··· RECORD EXTRACTS ···

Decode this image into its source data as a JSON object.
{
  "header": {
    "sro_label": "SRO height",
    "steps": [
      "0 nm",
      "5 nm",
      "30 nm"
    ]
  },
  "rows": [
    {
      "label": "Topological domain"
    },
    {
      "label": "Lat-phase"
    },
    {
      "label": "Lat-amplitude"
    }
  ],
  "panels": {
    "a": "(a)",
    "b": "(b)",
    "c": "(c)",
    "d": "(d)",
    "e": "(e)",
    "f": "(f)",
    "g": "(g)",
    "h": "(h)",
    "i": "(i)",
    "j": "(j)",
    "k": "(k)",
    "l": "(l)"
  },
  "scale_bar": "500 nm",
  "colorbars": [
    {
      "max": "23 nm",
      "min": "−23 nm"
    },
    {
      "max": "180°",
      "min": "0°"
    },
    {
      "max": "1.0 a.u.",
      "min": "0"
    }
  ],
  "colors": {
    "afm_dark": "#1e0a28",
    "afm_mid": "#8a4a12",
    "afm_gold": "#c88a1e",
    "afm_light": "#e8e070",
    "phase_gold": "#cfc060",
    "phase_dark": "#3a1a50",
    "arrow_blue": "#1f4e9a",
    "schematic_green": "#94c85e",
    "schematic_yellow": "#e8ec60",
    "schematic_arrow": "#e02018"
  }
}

···

▸ **EXERCISE**: Please set down the whole listing above without altering a single line.

▸ **WRITTEN ANSWER**:
Decode this image into its source data as a JSON object.
{
  "header": {
    "sro_label": "SRO height",
    "steps": [
      "0 nm",
      "5 nm",
      "30 nm"
    ]
  },
  "rows": [
    {
      "label": "Topological domain"
    },
    {
      "label": "Lat-phase"
    },
    {
      "label": "Lat-amplitude"
    }
  ],
  "panels": {
    "a": "(a)",
    "b": "(b)",
    "c": "(c)",
    "d": "(d)",
    "e": "(e)",
    "f": "(f)",
    "g": "(g)",
    "h": "(h)",
    "i": "(i)",
    "j": "(j)",
    "k": "(k)",
    "l": "(l)"
  },
  "scale_bar": "500 nm",
  "colorbars": [
    {
      "max": "23 nm",
      "min": "−23 nm"
    },
    {
      "max": "180°",
      "min": "0°"
    },
    {
      "max": "1.0 a.u.",
      "min": "0"
    }
  ],
  "colors": {
    "afm_dark": "#1e0a28",
    "afm_mid": "#8a4a12",
    "afm_gold": "#c88a1e",
    "afm_light": "#e8e070",
    "phase_gold": "#cfc060",
    "phase_dark": "#3a1a50",
    "arrow_blue": "#1f4e9a",
    "schematic_green": "#94c85e",
    "schematic_yellow": "#e8ec60",
    "schematic_arrow": "#e02018"
  }
}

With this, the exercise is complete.